*Do this*: Set down every entry word for word. Omit the pictures.
##########
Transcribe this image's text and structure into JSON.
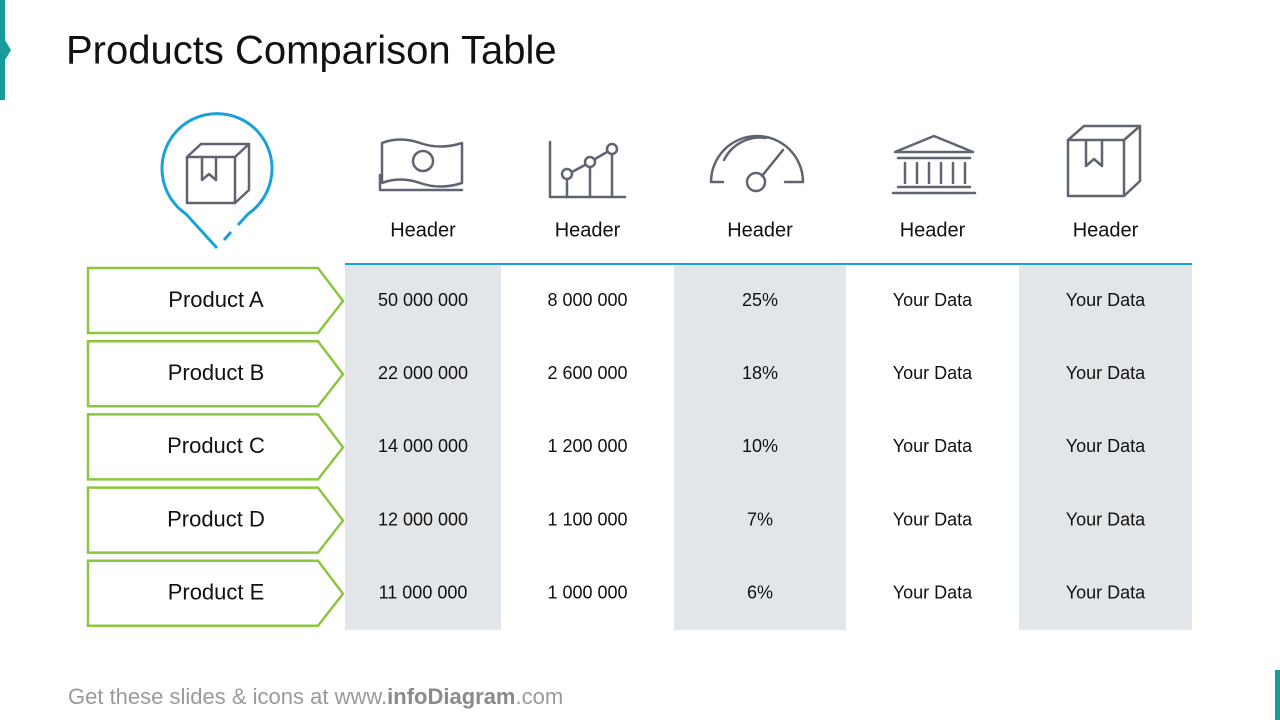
{
  "title": "Products Comparison Table",
  "table": {
    "headers": [
      "Header",
      "Header",
      "Header",
      "Header",
      "Header"
    ],
    "rows": [
      {
        "label": "Product A",
        "cells": [
          "50 000 000",
          "8 000 000",
          "25%",
          "Your Data",
          "Your Data"
        ]
      },
      {
        "label": "Product B",
        "cells": [
          "22 000 000",
          "2 600 000",
          "18%",
          "Your Data",
          "Your Data"
        ]
      },
      {
        "label": "Product C",
        "cells": [
          "14 000 000",
          "1 200 000",
          "10%",
          "Your Data",
          "Your Data"
        ]
      },
      {
        "label": "Product D",
        "cells": [
          "12 000 000",
          "1 100 000",
          "7%",
          "Your Data",
          "Your Data"
        ]
      },
      {
        "label": "Product E",
        "cells": [
          "11 000 000",
          "1 000 000",
          "6%",
          "Your Data",
          "Your Data"
        ]
      }
    ]
  },
  "footer": {
    "prefix": "Get these slides & icons at www.",
    "brand": "infoDiagram",
    "suffix": ".com"
  }
}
##########
*Solution below*:
Transcribe this image's text and structure into JSON.
{
  "title": "Products Comparison Table",
  "table": {
    "headers": [
      "Header",
      "Header",
      "Header",
      "Header",
      "Header"
    ],
    "rows": [
      {
        "label": "Product A",
        "cells": [
          "50 000 000",
          "8 000 000",
          "25%",
          "Your Data",
          "Your Data"
        ]
      },
      {
        "label": "Product B",
        "cells": [
          "22 000 000",
          "2 600 000",
          "18%",
          "Your Data",
          "Your Data"
        ]
      },
      {
        "label": "Product C",
        "cells": [
          "14 000 000",
          "1 200 000",
          "10%",
          "Your Data",
          "Your Data"
        ]
      },
      {
        "label": "Product D",
        "cells": [
          "12 000 000",
          "1 100 000",
          "7%",
          "Your Data",
          "Your Data"
        ]
      },
      {
        "label": "Product E",
        "cells": [
          "11 000 000",
          "1 000 000",
          "6%",
          "Your Data",
          "Your Data"
        ]
      }
    ]
  },
  "footer": {
    "prefix": "Get these slides & icons at www.",
    "brand": "infoDiagram",
    "suffix": ".com"
  }
}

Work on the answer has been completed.